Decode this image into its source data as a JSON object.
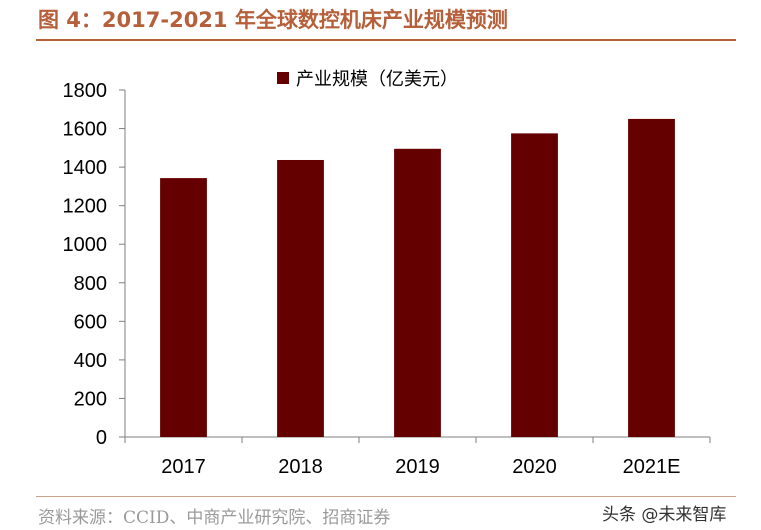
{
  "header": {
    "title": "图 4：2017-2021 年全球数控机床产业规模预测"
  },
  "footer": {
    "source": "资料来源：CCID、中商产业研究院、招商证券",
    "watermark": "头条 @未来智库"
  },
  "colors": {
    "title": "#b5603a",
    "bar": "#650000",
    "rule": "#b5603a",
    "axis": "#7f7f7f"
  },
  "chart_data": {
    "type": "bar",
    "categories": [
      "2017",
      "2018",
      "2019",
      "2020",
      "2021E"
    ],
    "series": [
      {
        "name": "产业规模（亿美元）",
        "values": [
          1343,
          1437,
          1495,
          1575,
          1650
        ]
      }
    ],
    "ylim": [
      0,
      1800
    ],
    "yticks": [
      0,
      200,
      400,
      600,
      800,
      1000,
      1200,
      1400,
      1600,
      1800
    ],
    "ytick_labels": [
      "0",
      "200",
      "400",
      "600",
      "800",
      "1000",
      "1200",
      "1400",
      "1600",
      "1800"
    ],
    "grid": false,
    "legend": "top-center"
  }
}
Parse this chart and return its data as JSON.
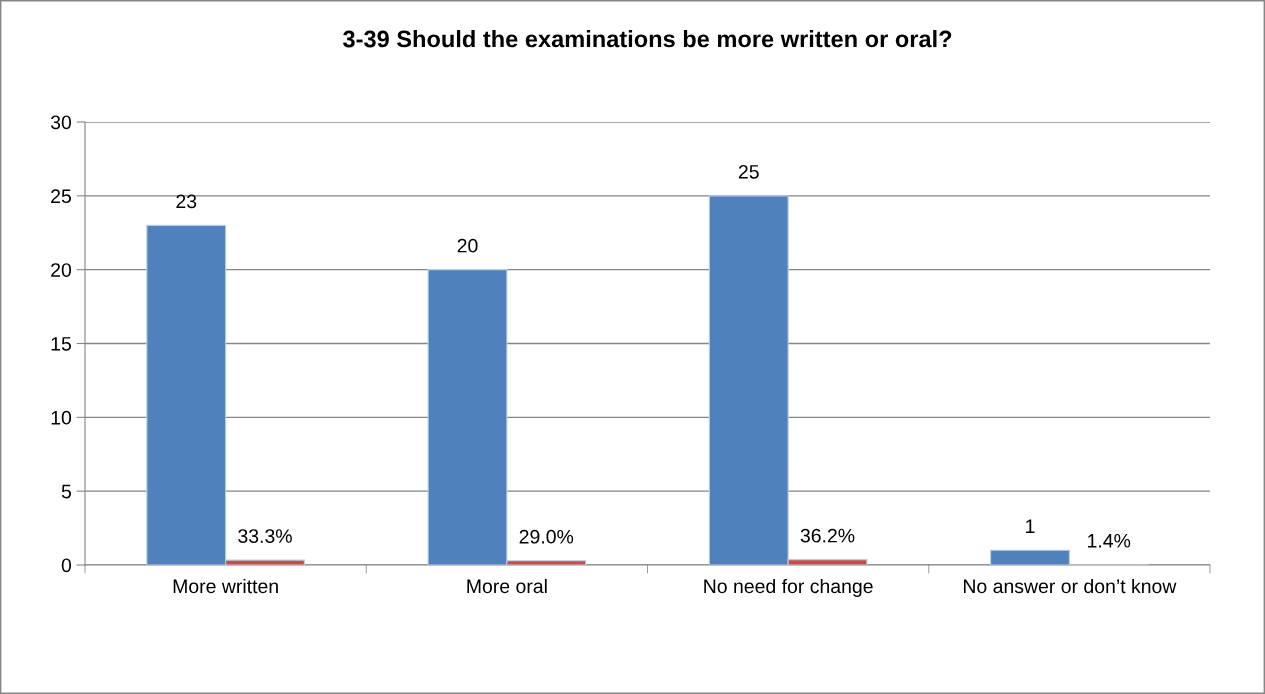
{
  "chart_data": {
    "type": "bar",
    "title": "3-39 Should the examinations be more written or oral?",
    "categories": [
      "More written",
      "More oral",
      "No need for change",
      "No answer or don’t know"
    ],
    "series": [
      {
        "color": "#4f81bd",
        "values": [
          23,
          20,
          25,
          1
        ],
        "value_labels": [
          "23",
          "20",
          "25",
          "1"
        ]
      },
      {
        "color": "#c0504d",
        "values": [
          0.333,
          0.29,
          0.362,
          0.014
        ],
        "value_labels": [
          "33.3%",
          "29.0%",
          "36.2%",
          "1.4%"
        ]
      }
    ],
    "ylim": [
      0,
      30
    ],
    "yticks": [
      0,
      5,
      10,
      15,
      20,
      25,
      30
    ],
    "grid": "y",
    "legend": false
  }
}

----------------------------------------

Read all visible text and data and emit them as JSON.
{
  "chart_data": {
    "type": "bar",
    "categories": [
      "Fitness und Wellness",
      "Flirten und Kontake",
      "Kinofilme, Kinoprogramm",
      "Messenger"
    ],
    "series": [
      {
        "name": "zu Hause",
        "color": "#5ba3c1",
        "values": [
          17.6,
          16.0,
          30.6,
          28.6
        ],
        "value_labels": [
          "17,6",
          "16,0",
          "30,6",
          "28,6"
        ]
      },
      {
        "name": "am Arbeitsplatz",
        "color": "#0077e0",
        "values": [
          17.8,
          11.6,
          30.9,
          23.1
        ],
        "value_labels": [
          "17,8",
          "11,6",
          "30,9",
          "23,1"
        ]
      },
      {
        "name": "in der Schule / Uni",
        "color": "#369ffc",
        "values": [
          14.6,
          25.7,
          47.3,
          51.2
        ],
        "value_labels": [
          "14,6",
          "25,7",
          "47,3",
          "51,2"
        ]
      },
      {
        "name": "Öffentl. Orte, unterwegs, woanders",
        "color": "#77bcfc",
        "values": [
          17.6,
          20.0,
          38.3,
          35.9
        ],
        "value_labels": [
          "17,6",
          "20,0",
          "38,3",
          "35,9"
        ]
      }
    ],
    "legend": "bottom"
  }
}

----------------------------------------

» Objective:
Select every line of the records holding the string "oral".

» Solution:
    "title": "3-39 Should the examinations be more written or oral?",
      "More oral",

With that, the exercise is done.